### Given request
Within the records that follow, find every line containing the string "Douglas". Copy those lines.

## start Dataset

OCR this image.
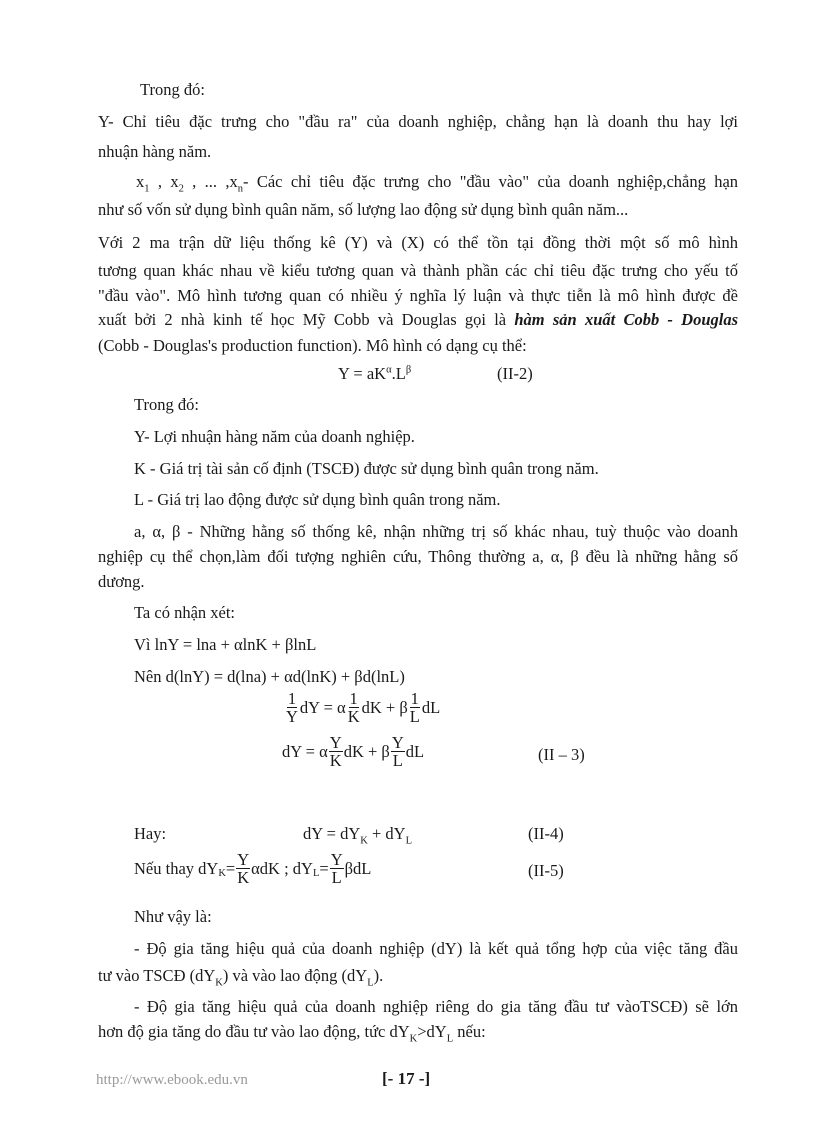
Trong đó:
Y- Chỉ tiêu đặc trưng cho "đầu ra" của doanh nghiệp, chẳng hạn là doanh thu hay lợi
nhuận hàng năm.
$x_1$ , $x_2$ , ... $,x_n-$ Các chỉ tiêu đặc trưng cho "đầu vào" của doanh nghiệp,chẳng hạn
như số vốn sử dụng bình quân năm, số lượng lao động sử dụng bình quân năm...
Với 2 ma trận dữ liệu thống kê (Y) và (X) có thể tồn tại đồng thời một số mô hình
tương quan khác nhau về kiểu tương quan và thành phần các chỉ tiêu đặc trưng cho yếu tố
"đầu vào". Mô hình tương quan có nhiều ý nghĩa lý luận và thực tiễn là mô hình được đề
xuất bởi 2 nhà kinh tế học Mỹ Cobb và Douglas gọi là hàm sản xuất Cobb - Douglas
(Cobb - Douglas's production function). Mô hình có dạng cụ thể:
$Y = aK^\alpha.L^\beta$	(II-2)
Trong đó:
Y- Lợi nhuận hàng năm của doanh nghiệp.
K - Giá trị tài sản cố định (TSCĐ) được sử dụng bình quân trong năm.
L - Giá trị lao động được sử dụng bình quân trong năm.
a, α, β - Những hằng số thống kê, nhận những trị số khác nhau, tuỳ thuộc vào doanh
nghiệp cụ thể chọn,làm đối tượng nghiên cứu, Thông thường a, α, β đều là những hằng số
dương.
Ta có nhận xét:
Vì lnY = lna + αlnK + βlnL
Nên d(lnY) = d(lna) + αd(lnK) + βd(lnL)
$\frac{1}{Y}$ dY = α $\frac{1}{K}$ dK + β $\frac{1}{L}$ dL
dY = α $\frac{Y}{K}$ dK + β $\frac{Y}{L}$ dL	(II – 3)
Hay:	dY = $dY_K + dY_L$	(II-4)
Nếu thay $dY_K = \frac{Y}{K}$ αdK ; $dY_L = \frac{Y}{L}$ βdL	(II-5)
Như vậy là:
- Độ gia tăng hiệu quả của doanh nghiệp (dY) là kết quả tổng hợp của việc tăng đầu
tư vào TSCĐ $(dY_K)$ và vào lao động $(dY_L)$.
- Độ gia tăng hiệu quả của doanh nghiệp riêng do gia tăng đầu tư vàoTSCĐ) sẽ lớn
hơn độ gia tăng do đầu tư vào lao động, tức $dY_K>dY_L$ nếu:
http://www.ebook.edu.vn	[- 17 -]
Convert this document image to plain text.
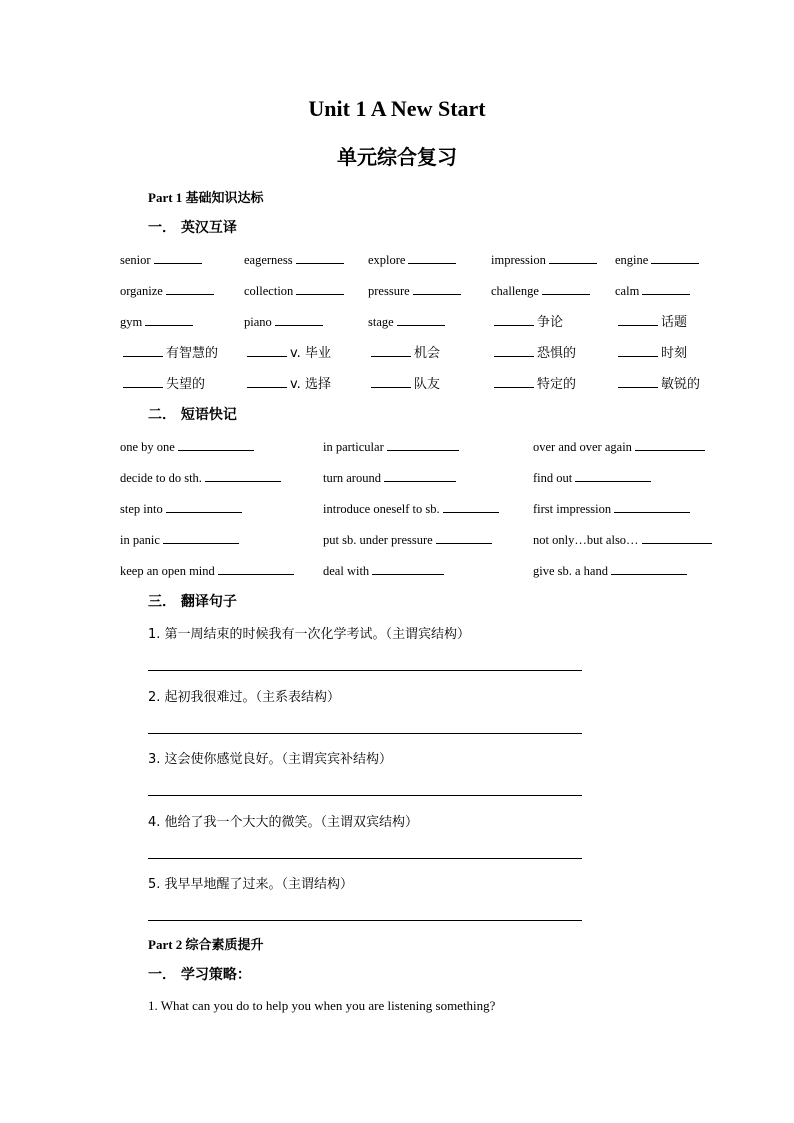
Unit 1 A New Start
单元综合复习
Part 1 基础知识达标
一． 英汉互译
senior	eagerness	explore	impression	engine
organize	collection	pressure	challenge	calm
gym	piano	stage	争论	话题
有智慧的	v. 毕业	机会	恐惧的	时刻
失望的	v. 选择	队友	特定的	敏锐的
二． 短语快记
one by one	in particular	over and over again
decide to do sth.	turn around	find out
step into	introduce oneself to sb.	first impression
in panic	put sb. under pressure	not only…but also…
keep an open mind	deal with	give sb. a hand
三． 翻译句子
1. 第一周结束的时候我有一次化学考试。（主谓宾结构）
2. 起初我很难过。（主系表结构）
3. 这会使你感觉良好。（主谓宾宾补结构）
4. 他给了我一个大大的微笑。（主谓双宾结构）
5. 我早早地醒了过来。（主谓结构）
Part 2 综合素质提升
一． 学习策略：
1. What can you do to help you when you are listening something?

## end Dataset

### Task output
xuất bởi 2 nhà kinh tế học Mỹ Cobb và Douglas gọi là hàm sản xuất Cobb - Douglas
(Cobb - Douglas's production function). Mô hình có dạng cụ thể:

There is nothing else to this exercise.